● **Work to be completed**: Write the next part of the capacity.py code change below, starting right after its last line.

Hal0ai · thinmintdev · Jun 8, 2026 · Jun 8, 2026 · Jun 8, 2026
diff --git a/src/hal0/slots/capacity.py b/src/hal0/slots/capacity.py
@@ -32,6 +32,10 @@
 if TYPE_CHECKING:
     from hal0.hardware.probe import HardwareInfo
 
+# Container-name prefix matches the convention in providers/container.py:
+# ``ExecStop = <runtime> stop -t 20 hal0-slot-<name>``.
+_CONTAINER_NAME_PREFIX = "hal0-slot-"
+
 
 # NOTE: We code against ``hal0.hardware.probe.HardwareInfo`` as the contract
 # even though the probe itself is currently a stub (raises NotImplementedError).
@@ -131,6 +135,79 @@ def _ctx_tokens_for(model_meta: dict[str, Any] | None) -> int:
     return _DEFAULT_CTX_TOKENS
 
 
+async def _container_cgroup_mem_bytes(slot_name: str) -> int:
+    """Cgroup-wide ``memory.current`` for the podman/docker container backing *slot_name*.
+
+    Container name convention: ``hal0-slot-<slot_name>`` (matches the
+    ``ExecStop`` line written by :mod:`hal0.providers.container`).
+
+    Resolution path:
+      1. Detect runtime (podman → docker) via the same logic as
+         :func:`hal0.providers.container._container_runtime`.
+      2. Run ``<runtime> inspect -f {{.State.Pid}} hal0-slot-<name>``
+         to get the container init PID.
+      3. Read ``/proc/<pid>/cgroup`` for the cgroupv2 unified path.

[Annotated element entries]
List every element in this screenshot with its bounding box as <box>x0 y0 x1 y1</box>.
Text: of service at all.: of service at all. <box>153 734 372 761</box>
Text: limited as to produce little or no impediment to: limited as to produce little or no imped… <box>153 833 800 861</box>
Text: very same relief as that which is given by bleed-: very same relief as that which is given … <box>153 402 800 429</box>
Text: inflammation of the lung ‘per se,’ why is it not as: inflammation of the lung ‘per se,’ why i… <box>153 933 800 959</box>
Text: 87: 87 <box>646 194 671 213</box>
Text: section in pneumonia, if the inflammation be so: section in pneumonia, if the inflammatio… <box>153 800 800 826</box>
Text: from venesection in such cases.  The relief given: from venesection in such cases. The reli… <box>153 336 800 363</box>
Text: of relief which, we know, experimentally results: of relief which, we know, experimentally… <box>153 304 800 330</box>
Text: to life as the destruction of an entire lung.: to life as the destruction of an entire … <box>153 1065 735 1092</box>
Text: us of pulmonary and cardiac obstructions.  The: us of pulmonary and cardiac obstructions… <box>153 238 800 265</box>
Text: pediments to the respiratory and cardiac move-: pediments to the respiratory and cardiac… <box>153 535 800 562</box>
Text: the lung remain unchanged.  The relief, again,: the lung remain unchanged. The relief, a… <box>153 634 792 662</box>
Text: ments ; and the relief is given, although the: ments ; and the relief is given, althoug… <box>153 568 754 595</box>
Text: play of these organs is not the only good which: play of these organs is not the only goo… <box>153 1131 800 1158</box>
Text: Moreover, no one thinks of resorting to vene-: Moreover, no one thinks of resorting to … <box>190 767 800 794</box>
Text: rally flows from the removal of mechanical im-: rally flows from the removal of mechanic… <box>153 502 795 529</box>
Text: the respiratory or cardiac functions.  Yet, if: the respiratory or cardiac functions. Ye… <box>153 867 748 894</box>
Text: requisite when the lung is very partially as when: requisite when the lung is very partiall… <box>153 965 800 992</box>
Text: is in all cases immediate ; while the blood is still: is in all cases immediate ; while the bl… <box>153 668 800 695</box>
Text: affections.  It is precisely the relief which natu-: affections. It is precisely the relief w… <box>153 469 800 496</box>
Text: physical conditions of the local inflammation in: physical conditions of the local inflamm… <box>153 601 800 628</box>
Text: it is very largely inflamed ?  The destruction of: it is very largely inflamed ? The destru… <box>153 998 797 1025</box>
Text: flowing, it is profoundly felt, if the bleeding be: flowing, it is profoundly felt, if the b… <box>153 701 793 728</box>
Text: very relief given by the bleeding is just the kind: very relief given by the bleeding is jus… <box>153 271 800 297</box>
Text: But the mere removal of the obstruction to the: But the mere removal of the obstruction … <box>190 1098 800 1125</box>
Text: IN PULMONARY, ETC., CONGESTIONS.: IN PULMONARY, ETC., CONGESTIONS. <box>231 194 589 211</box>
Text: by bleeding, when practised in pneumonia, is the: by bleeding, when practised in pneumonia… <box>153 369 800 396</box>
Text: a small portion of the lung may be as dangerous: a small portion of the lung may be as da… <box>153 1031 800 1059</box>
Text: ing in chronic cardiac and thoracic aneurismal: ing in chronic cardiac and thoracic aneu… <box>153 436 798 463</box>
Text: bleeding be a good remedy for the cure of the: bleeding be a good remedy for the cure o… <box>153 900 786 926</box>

● **Answer to this problem**:
+      4. Read ``/sys/fs/cgroup/<path>/memory.current``.
+
+    Returns 0 on any error so the caller can fall back gracefully —
+    a missing/stopped container is not exceptional; it just means the
+    slot is not backed by a container runtime.
+
+    The returned value includes model weights + KV-cache + runtime
+    overhead as measured by the cgroup; callers MUST NOT add an
+    additional KV estimate on top.
+    """
+    import shutil
+
+    # Resolve the container runtime binary (podman preferred over docker).
+    runtime = None
+    for candidate in ("podman", "docker"):
+        found = shutil.which(candidate)
+        if found:
+            runtime = found
+            break
+    if runtime is None:
+        return 0
+
+    container_name = f"{_CONTAINER_NAME_PREFIX}{slot_name}"
+    try:
+        proc = await asyncio.create_subprocess_exec(
+            runtime,
+            "inspect",
+            "-f",
+            "{{.State.Pid}}",
+            container_name,
+            stdin=asyncio.subprocess.DEVNULL,
+            stdout=asyncio.subprocess.PIPE,
+            stderr=asyncio.subprocess.DEVNULL,
+        )
+        out, _ = await asyncio.wait_for(proc.communicate(), timeout=1.5)
+    except (TimeoutError, FileNotFoundError, OSError):
+        return 0
+    if proc.returncode != 0:
+        return 0
+    try:
+        pid = int(out.decode("utf-8", errors="replace").strip() or 0)
+    except ValueError:
+        pid = 0
+    if pid <= 0:
+        return 0
+    try:
+        with open(f"/proc/{pid}/cgroup", encoding="utf-8") as f:
+            cg_line = f.readline().strip()
+    except OSError:
+        return 0
+    # cgroupv2 unified hierarchy line: "0::/system.slice/podman-<id>.scope"
+    if "::" not in cg_line:
+        return 0
+    cg_rel = cg_line.split("::", 1)[1].lstrip("/")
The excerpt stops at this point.